* _SUPPLIED DATA_
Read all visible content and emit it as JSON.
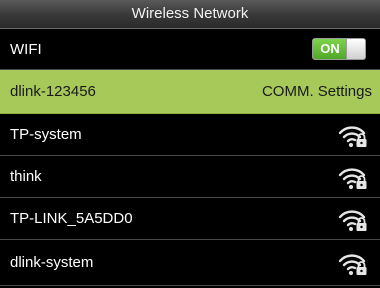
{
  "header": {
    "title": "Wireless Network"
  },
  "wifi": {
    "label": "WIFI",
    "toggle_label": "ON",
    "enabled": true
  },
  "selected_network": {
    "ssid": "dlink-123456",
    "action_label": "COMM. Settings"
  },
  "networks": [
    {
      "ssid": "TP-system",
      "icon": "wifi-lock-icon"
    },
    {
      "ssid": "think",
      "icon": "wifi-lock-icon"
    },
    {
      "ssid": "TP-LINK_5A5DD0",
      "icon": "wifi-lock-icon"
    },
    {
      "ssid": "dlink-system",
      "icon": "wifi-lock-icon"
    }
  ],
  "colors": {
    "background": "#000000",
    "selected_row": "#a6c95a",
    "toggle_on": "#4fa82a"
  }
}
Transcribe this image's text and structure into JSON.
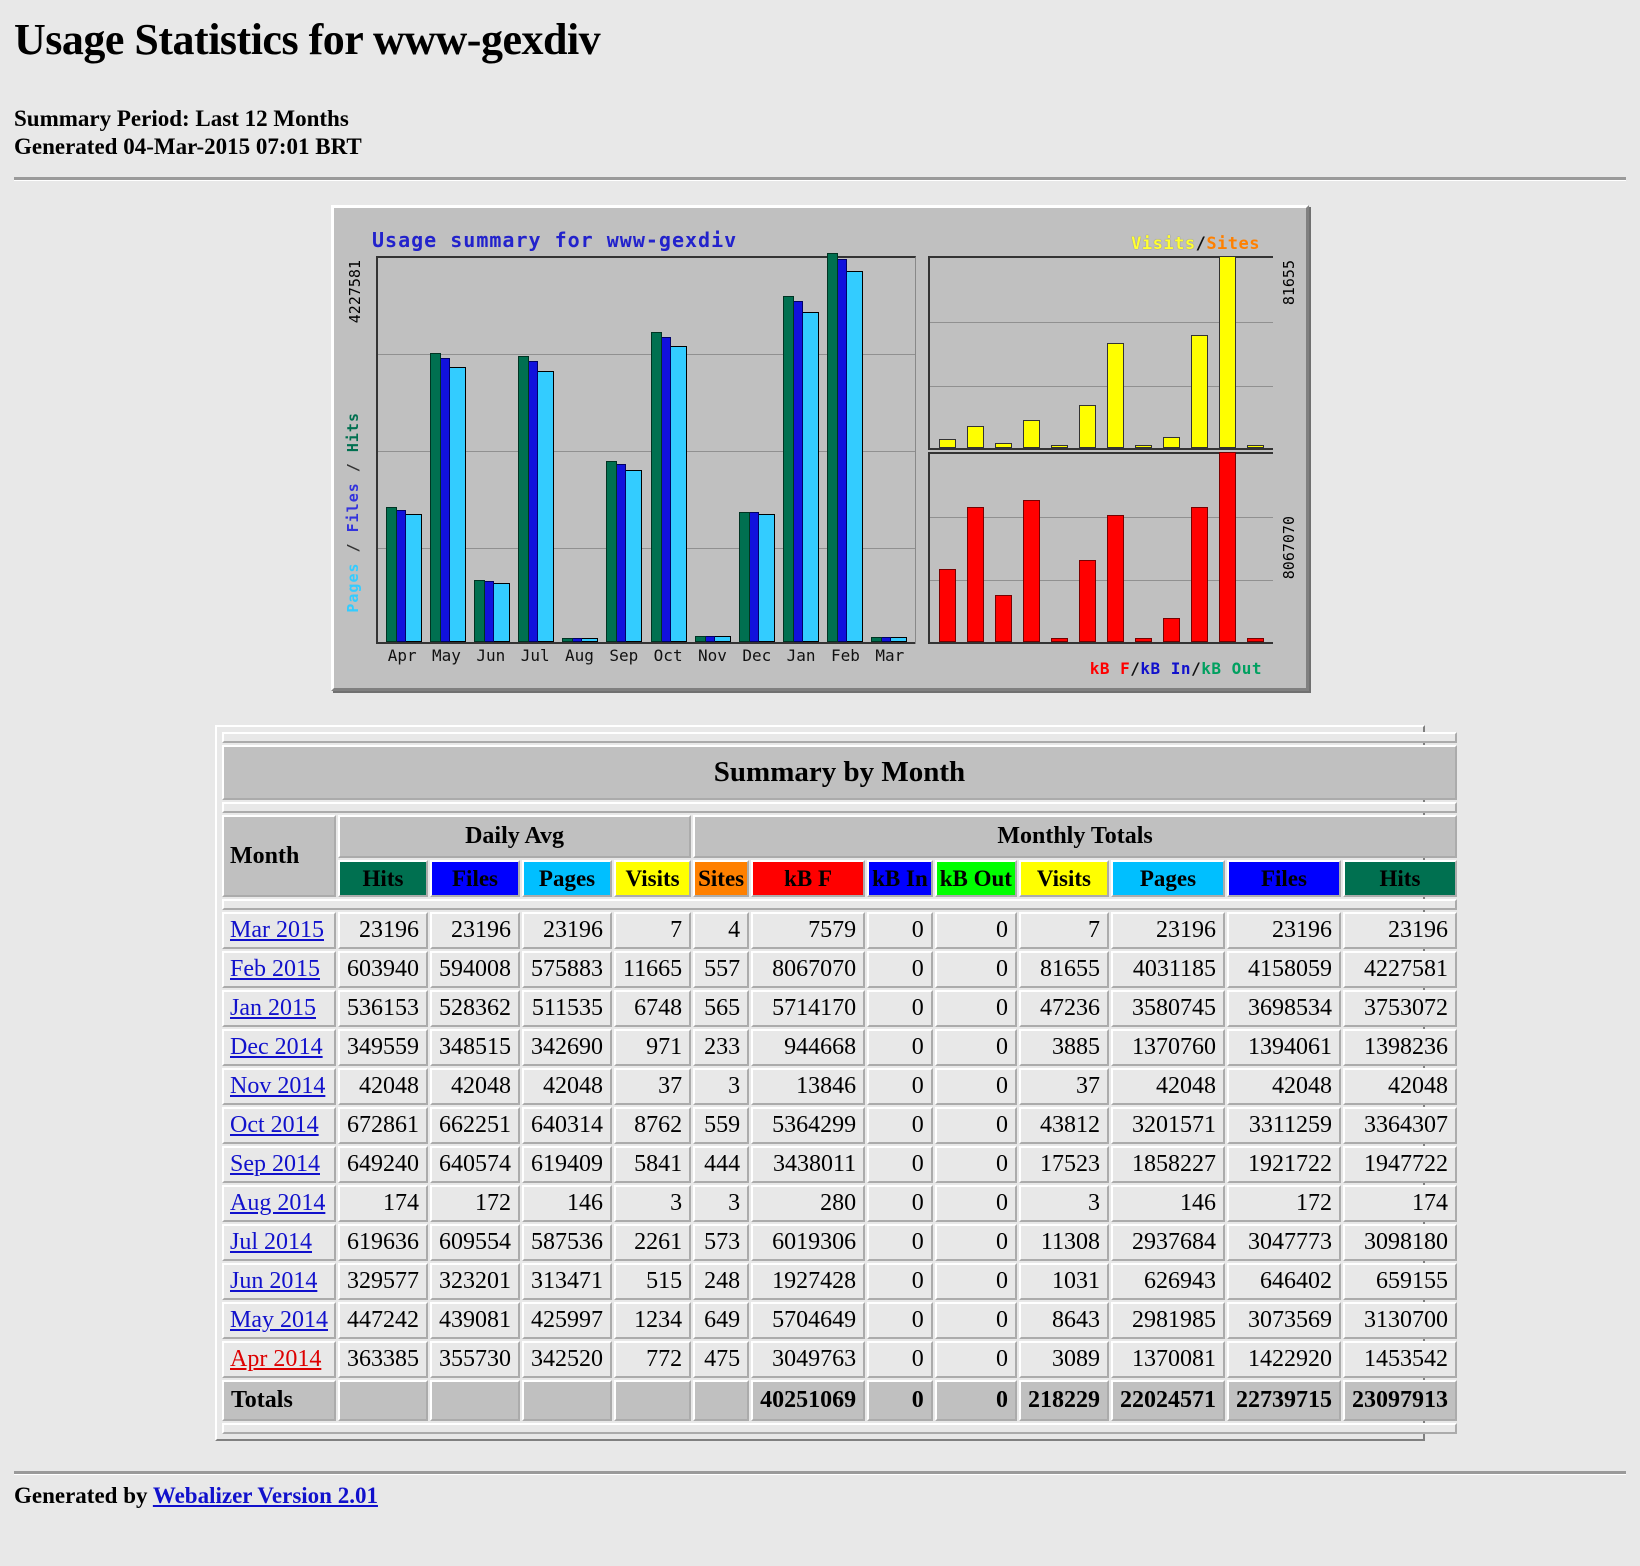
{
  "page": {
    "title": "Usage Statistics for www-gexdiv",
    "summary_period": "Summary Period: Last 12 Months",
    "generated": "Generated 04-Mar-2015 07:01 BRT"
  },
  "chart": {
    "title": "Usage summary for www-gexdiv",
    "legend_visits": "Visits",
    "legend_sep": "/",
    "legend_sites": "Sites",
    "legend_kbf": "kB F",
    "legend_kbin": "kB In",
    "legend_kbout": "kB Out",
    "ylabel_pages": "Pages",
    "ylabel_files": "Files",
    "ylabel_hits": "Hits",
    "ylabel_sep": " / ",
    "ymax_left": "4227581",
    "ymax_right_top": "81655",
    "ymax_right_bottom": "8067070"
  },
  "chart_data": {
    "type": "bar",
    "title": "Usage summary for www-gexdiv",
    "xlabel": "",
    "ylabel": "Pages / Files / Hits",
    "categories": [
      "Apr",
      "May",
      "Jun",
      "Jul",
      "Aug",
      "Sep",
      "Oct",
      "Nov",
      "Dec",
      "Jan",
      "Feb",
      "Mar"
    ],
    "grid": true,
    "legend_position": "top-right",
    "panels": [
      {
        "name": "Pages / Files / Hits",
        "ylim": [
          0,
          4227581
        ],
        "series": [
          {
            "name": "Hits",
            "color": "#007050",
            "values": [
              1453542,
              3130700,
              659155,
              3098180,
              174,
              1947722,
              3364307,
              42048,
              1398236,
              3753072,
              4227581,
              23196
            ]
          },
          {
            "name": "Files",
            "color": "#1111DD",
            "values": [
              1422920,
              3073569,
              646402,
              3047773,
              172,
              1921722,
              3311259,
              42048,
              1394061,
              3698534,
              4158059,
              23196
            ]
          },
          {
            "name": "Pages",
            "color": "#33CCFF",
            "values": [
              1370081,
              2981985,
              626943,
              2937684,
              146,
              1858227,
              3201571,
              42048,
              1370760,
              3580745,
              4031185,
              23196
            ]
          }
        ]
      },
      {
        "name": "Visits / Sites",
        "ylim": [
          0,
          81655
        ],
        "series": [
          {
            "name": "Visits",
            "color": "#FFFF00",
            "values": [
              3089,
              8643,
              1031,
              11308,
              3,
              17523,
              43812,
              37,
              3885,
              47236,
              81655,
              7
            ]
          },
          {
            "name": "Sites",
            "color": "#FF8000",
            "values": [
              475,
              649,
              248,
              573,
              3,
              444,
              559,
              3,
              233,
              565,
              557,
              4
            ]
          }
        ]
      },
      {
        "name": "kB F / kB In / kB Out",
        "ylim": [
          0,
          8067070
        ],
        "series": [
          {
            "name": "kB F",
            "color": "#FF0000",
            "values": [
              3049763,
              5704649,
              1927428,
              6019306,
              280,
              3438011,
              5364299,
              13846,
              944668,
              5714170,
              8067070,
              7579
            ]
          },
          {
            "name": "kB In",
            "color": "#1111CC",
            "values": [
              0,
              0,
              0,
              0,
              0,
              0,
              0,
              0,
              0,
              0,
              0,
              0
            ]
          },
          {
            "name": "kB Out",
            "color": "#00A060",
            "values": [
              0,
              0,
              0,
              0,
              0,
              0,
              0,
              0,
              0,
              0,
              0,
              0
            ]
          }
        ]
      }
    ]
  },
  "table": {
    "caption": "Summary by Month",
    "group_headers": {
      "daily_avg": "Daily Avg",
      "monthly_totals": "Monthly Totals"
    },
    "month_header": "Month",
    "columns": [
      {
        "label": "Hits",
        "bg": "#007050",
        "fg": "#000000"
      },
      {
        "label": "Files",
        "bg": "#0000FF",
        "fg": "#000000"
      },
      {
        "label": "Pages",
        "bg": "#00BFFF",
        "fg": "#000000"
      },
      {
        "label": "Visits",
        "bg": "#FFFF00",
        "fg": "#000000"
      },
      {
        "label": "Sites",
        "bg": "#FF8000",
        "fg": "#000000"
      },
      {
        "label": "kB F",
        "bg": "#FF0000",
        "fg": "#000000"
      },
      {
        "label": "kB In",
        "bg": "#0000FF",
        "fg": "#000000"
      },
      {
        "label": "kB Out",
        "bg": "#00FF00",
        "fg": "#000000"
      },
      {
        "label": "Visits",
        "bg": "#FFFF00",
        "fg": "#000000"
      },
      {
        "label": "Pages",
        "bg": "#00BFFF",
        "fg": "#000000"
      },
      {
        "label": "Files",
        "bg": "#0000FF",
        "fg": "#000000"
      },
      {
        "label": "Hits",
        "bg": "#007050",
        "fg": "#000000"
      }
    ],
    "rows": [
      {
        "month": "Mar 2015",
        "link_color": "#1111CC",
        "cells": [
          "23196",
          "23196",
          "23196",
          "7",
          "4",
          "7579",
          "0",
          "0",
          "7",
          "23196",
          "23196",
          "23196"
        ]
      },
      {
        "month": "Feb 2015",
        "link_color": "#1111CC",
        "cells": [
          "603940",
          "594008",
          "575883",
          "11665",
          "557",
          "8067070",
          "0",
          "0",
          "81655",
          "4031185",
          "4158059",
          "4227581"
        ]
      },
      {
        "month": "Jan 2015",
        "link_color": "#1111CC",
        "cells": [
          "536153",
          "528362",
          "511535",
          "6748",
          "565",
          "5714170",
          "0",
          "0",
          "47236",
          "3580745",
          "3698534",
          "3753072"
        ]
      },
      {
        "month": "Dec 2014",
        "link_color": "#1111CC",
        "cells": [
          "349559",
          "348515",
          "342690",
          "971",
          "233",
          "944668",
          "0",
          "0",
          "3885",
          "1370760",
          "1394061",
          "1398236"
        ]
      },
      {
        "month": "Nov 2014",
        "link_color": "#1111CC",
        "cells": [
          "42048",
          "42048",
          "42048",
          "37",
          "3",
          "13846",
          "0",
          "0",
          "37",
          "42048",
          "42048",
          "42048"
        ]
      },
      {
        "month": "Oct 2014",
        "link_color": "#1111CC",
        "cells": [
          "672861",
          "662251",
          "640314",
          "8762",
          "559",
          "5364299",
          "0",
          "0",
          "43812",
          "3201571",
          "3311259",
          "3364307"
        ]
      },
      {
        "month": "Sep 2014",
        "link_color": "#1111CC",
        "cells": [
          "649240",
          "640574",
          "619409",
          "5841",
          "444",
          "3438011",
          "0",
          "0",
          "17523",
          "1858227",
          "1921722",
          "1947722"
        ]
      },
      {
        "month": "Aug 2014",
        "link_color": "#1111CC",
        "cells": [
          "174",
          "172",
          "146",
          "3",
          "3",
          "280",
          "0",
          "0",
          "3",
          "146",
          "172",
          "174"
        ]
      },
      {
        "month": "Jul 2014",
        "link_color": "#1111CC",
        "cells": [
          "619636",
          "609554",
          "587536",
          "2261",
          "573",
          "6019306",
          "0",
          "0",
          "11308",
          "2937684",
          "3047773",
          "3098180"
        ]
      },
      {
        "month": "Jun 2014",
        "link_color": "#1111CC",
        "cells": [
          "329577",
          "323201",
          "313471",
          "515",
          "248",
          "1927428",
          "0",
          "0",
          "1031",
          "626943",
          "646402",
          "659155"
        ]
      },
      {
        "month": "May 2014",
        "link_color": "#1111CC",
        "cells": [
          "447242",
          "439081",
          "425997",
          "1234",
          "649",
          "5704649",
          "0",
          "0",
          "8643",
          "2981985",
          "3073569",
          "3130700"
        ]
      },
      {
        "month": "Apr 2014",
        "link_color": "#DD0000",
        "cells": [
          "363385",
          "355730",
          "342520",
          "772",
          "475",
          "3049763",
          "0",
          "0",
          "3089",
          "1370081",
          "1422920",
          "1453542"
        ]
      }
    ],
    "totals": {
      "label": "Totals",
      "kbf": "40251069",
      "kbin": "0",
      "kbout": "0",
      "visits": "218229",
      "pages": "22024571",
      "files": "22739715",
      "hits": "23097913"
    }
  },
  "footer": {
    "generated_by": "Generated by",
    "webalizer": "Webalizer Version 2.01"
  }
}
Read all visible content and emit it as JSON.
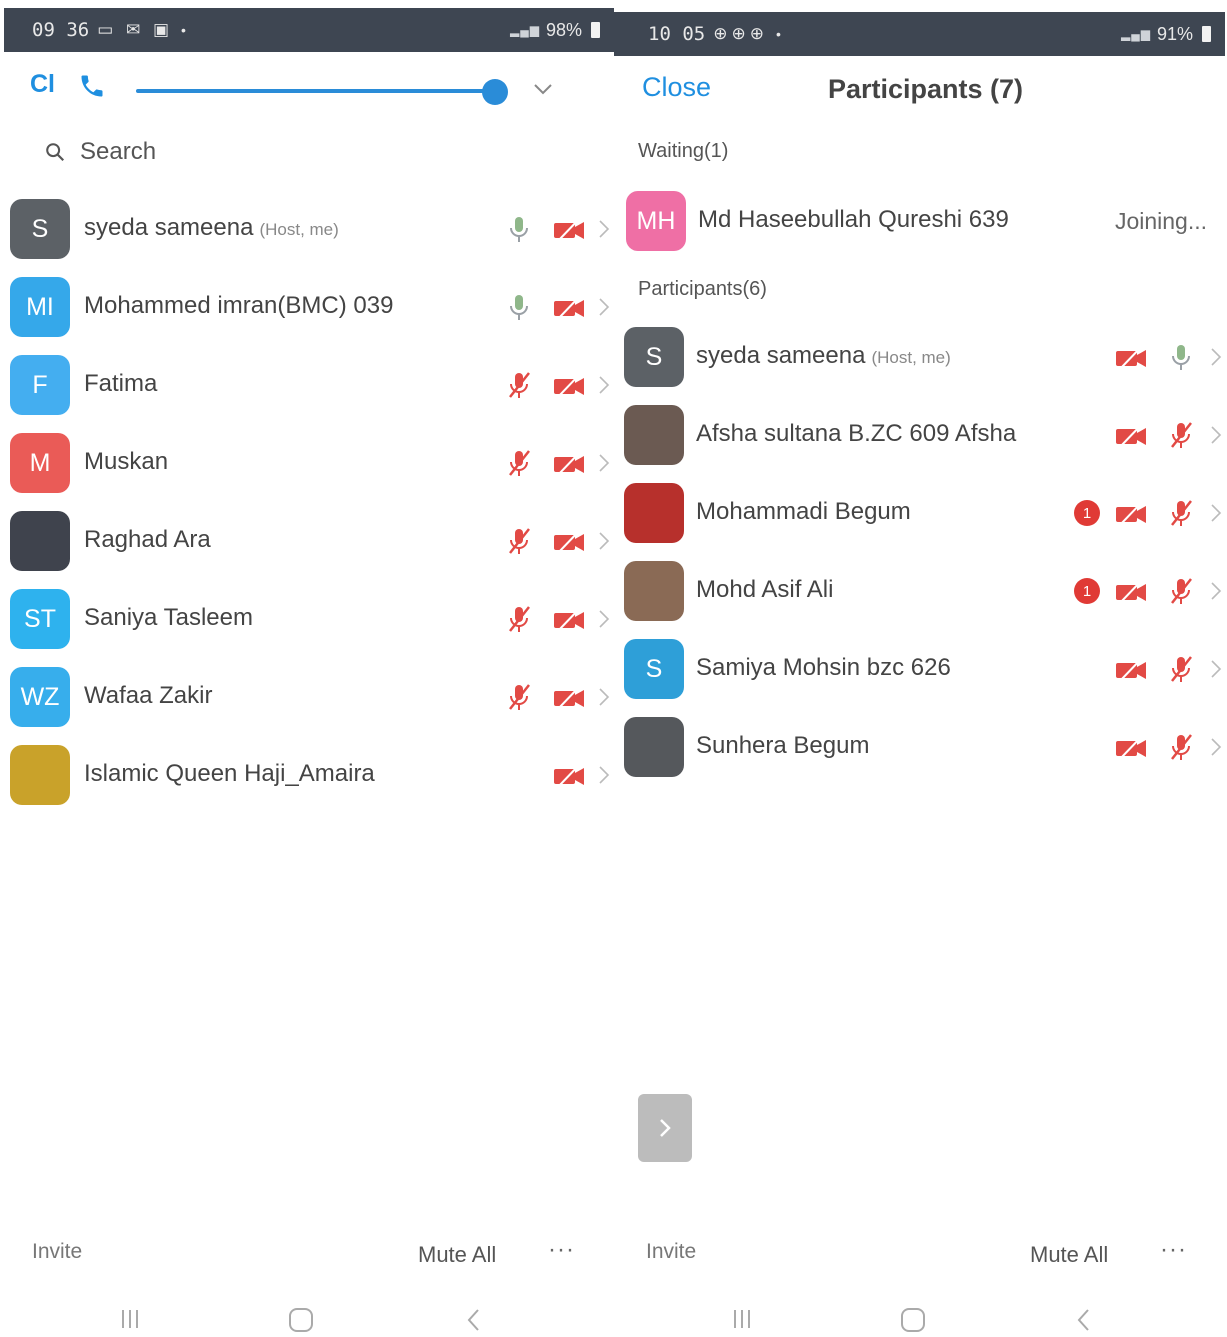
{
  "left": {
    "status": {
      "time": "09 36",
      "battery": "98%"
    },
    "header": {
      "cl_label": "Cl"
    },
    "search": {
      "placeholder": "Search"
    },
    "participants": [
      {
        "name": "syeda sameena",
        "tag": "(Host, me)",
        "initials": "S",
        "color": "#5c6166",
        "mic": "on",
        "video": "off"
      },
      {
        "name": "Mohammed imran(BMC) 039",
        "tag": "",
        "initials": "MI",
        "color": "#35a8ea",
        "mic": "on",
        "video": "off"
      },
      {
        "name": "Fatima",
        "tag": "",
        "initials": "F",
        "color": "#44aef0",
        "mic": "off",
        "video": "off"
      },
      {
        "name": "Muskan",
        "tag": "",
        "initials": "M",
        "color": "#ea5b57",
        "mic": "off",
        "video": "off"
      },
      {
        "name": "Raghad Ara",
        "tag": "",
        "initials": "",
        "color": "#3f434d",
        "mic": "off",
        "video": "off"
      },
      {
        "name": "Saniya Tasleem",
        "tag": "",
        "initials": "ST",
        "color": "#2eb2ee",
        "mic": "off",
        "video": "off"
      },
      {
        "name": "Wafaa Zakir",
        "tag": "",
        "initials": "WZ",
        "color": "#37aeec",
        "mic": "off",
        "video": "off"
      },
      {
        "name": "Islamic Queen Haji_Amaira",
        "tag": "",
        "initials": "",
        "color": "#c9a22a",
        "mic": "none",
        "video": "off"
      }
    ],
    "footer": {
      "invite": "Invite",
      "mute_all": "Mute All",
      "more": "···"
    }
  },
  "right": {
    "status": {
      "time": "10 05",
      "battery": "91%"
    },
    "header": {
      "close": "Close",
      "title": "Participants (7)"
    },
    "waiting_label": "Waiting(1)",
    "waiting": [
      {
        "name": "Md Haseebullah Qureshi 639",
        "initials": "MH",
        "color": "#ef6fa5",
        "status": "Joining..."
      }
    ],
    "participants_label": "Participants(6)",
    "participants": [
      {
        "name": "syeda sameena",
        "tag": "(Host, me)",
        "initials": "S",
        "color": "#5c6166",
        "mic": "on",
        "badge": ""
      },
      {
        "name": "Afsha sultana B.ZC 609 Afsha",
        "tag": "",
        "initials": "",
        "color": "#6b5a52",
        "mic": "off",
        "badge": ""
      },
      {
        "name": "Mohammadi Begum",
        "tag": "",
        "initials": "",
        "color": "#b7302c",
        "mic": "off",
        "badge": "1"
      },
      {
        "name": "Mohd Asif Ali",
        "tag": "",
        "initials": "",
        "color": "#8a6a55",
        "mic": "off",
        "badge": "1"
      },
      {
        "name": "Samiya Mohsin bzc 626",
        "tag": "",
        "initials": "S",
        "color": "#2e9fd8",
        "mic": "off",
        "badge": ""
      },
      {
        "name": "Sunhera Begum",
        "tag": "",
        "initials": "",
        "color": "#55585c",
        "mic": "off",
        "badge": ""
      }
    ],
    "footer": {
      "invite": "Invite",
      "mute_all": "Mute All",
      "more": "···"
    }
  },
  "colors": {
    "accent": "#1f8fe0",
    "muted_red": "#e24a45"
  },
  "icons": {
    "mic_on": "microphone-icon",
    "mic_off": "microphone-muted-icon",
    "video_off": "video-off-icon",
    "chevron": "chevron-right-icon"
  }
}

* _WHAT IS EXPECTED_
Find the lines above holding the word "ssid" and show them.

* _ANSWER_
    "ssid": "dlink-123456",
      "ssid": "TP-system",
      "ssid": "think",
      "ssid": "TP-LINK_5A5DD0",
      "ssid": "dlink-system",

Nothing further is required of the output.